** Start of GIVEN DATA **

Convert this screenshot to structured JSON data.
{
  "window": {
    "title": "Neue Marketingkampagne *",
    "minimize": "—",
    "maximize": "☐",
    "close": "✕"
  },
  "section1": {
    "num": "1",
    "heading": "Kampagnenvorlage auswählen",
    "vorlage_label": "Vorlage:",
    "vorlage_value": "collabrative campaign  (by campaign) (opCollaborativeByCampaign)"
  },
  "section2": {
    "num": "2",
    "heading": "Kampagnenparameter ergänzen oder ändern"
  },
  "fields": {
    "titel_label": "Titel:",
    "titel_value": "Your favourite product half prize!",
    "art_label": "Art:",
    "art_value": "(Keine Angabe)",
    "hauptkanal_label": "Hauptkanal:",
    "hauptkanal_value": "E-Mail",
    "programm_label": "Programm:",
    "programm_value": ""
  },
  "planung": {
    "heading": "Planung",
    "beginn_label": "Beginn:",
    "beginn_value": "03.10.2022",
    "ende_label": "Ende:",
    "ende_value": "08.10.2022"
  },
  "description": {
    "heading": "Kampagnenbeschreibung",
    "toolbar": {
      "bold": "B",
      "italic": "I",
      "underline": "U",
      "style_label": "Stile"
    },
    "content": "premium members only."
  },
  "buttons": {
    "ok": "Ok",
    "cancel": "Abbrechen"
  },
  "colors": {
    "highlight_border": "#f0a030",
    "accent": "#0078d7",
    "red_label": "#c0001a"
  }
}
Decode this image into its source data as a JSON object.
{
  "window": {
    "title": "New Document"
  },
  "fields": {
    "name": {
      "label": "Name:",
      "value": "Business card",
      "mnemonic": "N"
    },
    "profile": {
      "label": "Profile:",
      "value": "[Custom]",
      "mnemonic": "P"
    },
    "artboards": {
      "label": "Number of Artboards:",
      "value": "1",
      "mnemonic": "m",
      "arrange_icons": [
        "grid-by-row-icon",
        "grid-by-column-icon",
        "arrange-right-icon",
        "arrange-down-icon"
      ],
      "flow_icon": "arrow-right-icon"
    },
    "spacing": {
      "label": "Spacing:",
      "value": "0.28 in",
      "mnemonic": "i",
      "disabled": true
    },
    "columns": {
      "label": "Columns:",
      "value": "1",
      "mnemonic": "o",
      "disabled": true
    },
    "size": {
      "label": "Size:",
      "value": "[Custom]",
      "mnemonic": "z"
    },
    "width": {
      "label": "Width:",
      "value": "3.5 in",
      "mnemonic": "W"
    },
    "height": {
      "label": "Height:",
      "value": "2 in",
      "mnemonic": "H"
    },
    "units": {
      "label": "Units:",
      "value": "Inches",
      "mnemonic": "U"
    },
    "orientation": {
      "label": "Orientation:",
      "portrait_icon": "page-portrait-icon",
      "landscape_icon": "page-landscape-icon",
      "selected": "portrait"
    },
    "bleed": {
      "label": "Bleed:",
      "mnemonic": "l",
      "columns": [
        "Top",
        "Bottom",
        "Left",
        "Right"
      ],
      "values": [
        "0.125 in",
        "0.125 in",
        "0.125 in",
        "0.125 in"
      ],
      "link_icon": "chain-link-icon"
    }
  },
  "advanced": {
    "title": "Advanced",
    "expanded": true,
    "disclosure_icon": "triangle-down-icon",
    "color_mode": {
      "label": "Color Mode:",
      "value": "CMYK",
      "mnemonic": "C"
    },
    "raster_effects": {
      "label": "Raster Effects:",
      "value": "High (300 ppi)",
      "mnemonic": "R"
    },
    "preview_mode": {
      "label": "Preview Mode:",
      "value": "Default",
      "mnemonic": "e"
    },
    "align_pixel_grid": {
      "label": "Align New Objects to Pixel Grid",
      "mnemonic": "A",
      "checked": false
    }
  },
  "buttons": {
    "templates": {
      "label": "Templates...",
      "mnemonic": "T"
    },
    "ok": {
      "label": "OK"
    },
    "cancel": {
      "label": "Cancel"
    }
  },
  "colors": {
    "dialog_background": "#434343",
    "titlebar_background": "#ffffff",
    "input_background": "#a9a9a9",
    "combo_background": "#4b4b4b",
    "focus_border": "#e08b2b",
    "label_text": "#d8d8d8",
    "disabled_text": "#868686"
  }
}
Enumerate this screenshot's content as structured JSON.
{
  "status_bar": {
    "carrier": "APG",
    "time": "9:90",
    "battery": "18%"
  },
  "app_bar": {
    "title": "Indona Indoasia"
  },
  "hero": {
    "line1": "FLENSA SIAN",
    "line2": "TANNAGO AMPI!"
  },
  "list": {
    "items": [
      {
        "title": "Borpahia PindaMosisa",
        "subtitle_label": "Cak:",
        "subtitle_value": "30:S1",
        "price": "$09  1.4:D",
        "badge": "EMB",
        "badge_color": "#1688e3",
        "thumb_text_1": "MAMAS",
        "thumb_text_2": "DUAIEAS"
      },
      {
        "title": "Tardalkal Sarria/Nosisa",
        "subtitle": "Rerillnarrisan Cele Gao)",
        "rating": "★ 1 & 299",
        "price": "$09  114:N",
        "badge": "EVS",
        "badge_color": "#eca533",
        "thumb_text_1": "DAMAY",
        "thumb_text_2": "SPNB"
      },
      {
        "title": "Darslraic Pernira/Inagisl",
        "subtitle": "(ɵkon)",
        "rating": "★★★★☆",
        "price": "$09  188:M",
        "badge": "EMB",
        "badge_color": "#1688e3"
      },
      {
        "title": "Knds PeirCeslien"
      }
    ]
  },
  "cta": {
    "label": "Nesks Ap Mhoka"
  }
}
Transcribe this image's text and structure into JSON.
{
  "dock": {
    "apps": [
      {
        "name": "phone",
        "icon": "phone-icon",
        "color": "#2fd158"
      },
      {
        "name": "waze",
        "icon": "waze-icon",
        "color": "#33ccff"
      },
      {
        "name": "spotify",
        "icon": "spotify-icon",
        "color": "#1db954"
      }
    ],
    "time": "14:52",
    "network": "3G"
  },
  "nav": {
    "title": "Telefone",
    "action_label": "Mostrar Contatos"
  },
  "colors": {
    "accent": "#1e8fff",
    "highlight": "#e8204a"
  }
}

** End of GIVEN DATA **

Output the listing above without altering a single character.

> EXERCISE SOLUTION
Convert this screenshot to structured JSON data.
{
  "window": {
    "title": "Neue Marketingkampagne *",
    "minimize": "—",
    "maximize": "☐",
    "close": "✕"
  },
  "section1": {
    "num": "1",
    "heading": "Kampagnenvorlage auswählen",
    "vorlage_label": "Vorlage:",
    "vorlage_value": "collabrative campaign  (by campaign) (opCollaborativeByCampaign)"
  },
  "section2": {
    "num": "2",
    "heading": "Kampagnenparameter ergänzen oder ändern"
  },
  "fields": {
    "titel_label": "Titel:",
    "titel_value": "Your favourite product half prize!",
    "art_label": "Art:",
    "art_value": "(Keine Angabe)",
    "hauptkanal_label": "Hauptkanal:",
    "hauptkanal_value": "E-Mail",
    "programm_label": "Programm:",
    "programm_value": ""
  },
  "planung": {
    "heading": "Planung",
    "beginn_label": "Beginn:",
    "beginn_value": "03.10.2022",
    "ende_label": "Ende:",
    "ende_value": "08.10.2022"
  },
  "description": {
    "heading": "Kampagnenbeschreibung",
    "toolbar": {
      "bold": "B",
      "italic": "I",
      "underline": "U",
      "style_label": "Stile"
    },
    "content": "premium members only."
  },
  "buttons": {
    "ok": "Ok",
    "cancel": "Abbrechen"
  },
  "colors": {
    "highlight_border": "#f0a030",
    "accent": "#0078d7",
    "red_label": "#c0001a"
  }
}
Decode this image into its source data as a JSON object.
{
  "window": {
    "title": "New Document"
  },
  "fields": {
    "name": {
      "label": "Name:",
      "value": "Business card",
      "mnemonic": "N"
    },
    "profile": {
      "label": "Profile:",
      "value": "[Custom]",
      "mnemonic": "P"
    },
    "artboards": {
      "label": "Number of Artboards:",
      "value": "1",
      "mnemonic": "m",
      "arrange_icons": [
        "grid-by-row-icon",
        "grid-by-column-icon",
        "arrange-right-icon",
        "arrange-down-icon"
      ],
      "flow_icon": "arrow-right-icon"
    },
    "spacing": {
      "label": "Spacing:",
      "value": "0.28 in",
      "mnemonic": "i",
      "disabled": true
    },
    "columns": {
      "label": "Columns:",
      "value": "1",
      "mnemonic": "o",
      "disabled": true
    },
    "size": {
      "label": "Size:",
      "value": "[Custom]",
      "mnemonic": "z"
    },
    "width": {
      "label": "Width:",
      "value": "3.5 in",
      "mnemonic": "W"
    },
    "height": {
      "label": "Height:",
      "value": "2 in",
      "mnemonic": "H"
    },
    "units": {
      "label": "Units:",
      "value": "Inches",
      "mnemonic": "U"
    },
    "orientation": {
      "label": "Orientation:",
      "portrait_icon": "page-portrait-icon",
      "landscape_icon": "page-landscape-icon",
      "selected": "portrait"
    },
    "bleed": {
      "label": "Bleed:",
      "mnemonic": "l",
      "columns": [
        "Top",
        "Bottom",
        "Left",
        "Right"
      ],
      "values": [
        "0.125 in",
        "0.125 in",
        "0.125 in",
        "0.125 in"
      ],
      "link_icon": "chain-link-icon"
    }
  },
  "advanced": {
    "title": "Advanced",
    "expanded": true,
    "disclosure_icon": "triangle-down-icon",
    "color_mode": {
      "label": "Color Mode:",
      "value": "CMYK",
      "mnemonic": "C"
    },
    "raster_effects": {
      "label": "Raster Effects:",
      "value": "High (300 ppi)",
      "mnemonic": "R"
    },
    "preview_mode": {
      "label": "Preview Mode:",
      "value": "Default",
      "mnemonic": "e"
    },
    "align_pixel_grid": {
      "label": "Align New Objects to Pixel Grid",
      "mnemonic": "A",
      "checked": false
    }
  },
  "buttons": {
    "templates": {
      "label": "Templates...",
      "mnemonic": "T"
    },
    "ok": {
      "label": "OK"
    },
    "cancel": {
      "label": "Cancel"
    }
  },
  "colors": {
    "dialog_background": "#434343",
    "titlebar_background": "#ffffff",
    "input_background": "#a9a9a9",
    "combo_background": "#4b4b4b",
    "focus_border": "#e08b2b",
    "label_text": "#d8d8d8",
    "disabled_text": "#868686"
  }
}
Enumerate this screenshot's content as structured JSON.
{
  "status_bar": {
    "carrier": "APG",
    "time": "9:90",
    "battery": "18%"
  },
  "app_bar": {
    "title": "Indona Indoasia"
  },
  "hero": {
    "line1": "FLENSA SIAN",
    "line2": "TANNAGO AMPI!"
  },
  "list": {
    "items": [
      {
        "title": "Borpahia PindaMosisa",
        "subtitle_label": "Cak:",
        "subtitle_value": "30:S1",
        "price": "$09  1.4:D",
        "badge": "EMB",
        "badge_color": "#1688e3",
        "thumb_text_1": "MAMAS",
        "thumb_text_2": "DUAIEAS"
      },
      {
        "title": "Tardalkal Sarria/Nosisa",
        "subtitle": "Rerillnarrisan Cele Gao)",
        "rating": "★ 1 & 299",
        "price": "$09  114:N",
        "badge": "EVS",
        "badge_color": "#eca533",
        "thumb_text_1": "DAMAY",
        "thumb_text_2": "SPNB"
      },
      {
        "title": "Darslraic Pernira/Inagisl",
        "subtitle": "(ɵkon)",
        "rating": "★★★★☆",
        "price": "$09  188:M",
        "badge": "EMB",
        "badge_color": "#1688e3"
      },
      {
        "title": "Knds PeirCeslien"
      }
    ]
  },
  "cta": {
    "label": "Nesks Ap Mhoka"
  }
}
Transcribe this image's text and structure into JSON.
{
  "dock": {
    "apps": [
      {
        "name": "phone",
        "icon": "phone-icon",
        "color": "#2fd158"
      },
      {
        "name": "waze",
        "icon": "waze-icon",
        "color": "#33ccff"
      },
      {
        "name": "spotify",
        "icon": "spotify-icon",
        "color": "#1db954"
      }
    ],
    "time": "14:52",
    "network": "3G"
  },
  "nav": {
    "title": "Telefone",
    "action_label": "Mostrar Contatos"
  },
  "colors": {
    "accent": "#1e8fff",
    "highlight": "#e8204a"
  }
}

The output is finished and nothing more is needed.